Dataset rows

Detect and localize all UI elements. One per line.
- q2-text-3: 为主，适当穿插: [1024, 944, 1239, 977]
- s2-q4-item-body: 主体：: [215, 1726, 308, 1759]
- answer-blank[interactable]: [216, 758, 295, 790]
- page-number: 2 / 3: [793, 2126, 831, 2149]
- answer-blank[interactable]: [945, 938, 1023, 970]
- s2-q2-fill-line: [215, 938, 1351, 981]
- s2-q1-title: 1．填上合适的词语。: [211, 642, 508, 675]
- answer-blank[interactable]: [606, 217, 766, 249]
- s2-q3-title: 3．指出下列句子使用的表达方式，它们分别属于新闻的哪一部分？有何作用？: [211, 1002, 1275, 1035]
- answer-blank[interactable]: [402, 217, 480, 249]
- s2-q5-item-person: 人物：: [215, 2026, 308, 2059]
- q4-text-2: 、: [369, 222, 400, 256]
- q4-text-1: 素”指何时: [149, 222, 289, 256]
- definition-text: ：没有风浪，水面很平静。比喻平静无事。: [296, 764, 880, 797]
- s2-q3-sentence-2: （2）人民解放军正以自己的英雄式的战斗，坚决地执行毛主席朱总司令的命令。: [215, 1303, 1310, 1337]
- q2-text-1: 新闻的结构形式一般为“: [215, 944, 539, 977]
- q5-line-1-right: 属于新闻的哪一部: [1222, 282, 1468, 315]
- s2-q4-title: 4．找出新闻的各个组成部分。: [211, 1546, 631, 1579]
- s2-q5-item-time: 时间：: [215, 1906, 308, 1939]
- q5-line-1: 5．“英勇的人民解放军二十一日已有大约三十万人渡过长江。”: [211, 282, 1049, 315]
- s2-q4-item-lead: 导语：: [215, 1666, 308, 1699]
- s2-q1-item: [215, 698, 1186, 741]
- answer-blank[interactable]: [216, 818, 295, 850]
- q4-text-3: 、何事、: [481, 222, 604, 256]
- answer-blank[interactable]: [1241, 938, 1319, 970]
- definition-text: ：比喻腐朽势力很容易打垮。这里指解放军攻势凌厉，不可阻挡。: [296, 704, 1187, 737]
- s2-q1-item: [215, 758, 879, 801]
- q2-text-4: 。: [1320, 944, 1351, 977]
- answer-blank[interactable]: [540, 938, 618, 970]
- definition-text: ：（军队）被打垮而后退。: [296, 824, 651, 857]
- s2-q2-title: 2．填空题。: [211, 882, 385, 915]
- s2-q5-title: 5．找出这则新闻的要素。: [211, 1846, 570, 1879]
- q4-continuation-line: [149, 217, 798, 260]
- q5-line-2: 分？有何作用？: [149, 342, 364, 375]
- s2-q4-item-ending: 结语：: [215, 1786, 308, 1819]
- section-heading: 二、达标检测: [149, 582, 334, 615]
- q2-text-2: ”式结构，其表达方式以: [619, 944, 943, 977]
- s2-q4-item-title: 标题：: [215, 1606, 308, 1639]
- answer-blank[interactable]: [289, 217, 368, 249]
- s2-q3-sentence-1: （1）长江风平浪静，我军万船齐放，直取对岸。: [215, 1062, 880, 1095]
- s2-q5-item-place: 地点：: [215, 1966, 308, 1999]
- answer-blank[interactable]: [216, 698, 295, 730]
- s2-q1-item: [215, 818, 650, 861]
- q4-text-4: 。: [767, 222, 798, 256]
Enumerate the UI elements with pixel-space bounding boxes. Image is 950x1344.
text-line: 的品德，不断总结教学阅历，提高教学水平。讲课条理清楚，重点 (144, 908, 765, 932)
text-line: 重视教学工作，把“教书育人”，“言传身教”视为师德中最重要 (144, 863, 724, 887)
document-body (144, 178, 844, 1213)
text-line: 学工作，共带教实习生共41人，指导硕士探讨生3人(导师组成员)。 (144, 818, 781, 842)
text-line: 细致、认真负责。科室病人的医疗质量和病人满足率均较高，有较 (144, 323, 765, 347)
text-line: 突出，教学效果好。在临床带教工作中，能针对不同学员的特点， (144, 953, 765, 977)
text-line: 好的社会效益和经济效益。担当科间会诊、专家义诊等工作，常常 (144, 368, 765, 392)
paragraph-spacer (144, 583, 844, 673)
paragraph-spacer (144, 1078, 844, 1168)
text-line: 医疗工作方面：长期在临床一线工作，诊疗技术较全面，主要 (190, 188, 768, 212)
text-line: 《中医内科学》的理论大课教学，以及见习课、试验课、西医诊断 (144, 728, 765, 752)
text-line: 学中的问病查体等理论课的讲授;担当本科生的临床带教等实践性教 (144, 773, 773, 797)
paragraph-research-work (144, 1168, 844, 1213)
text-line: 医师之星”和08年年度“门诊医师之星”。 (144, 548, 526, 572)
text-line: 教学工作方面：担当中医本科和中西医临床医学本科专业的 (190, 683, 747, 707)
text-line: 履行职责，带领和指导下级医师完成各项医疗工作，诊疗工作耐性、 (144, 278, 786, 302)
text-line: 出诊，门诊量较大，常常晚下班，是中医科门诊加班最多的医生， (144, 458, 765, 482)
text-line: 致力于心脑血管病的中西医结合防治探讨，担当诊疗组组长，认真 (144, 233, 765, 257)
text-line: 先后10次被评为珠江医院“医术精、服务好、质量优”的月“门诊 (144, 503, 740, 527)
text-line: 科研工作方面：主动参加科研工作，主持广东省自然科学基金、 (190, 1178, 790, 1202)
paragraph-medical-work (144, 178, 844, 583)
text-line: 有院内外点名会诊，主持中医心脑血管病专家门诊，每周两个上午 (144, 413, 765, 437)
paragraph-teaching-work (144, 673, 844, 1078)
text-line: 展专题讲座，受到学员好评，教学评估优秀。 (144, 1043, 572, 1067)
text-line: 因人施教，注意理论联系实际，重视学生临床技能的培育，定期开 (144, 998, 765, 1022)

▶ [Instructions to follow] Pick out every line of the rows above that contains the string "spacer", and copy each one in full. Case counts.

▶ [The answer]
paragraph-spacer (144, 583, 844, 673)
paragraph-spacer (144, 1078, 844, 1168)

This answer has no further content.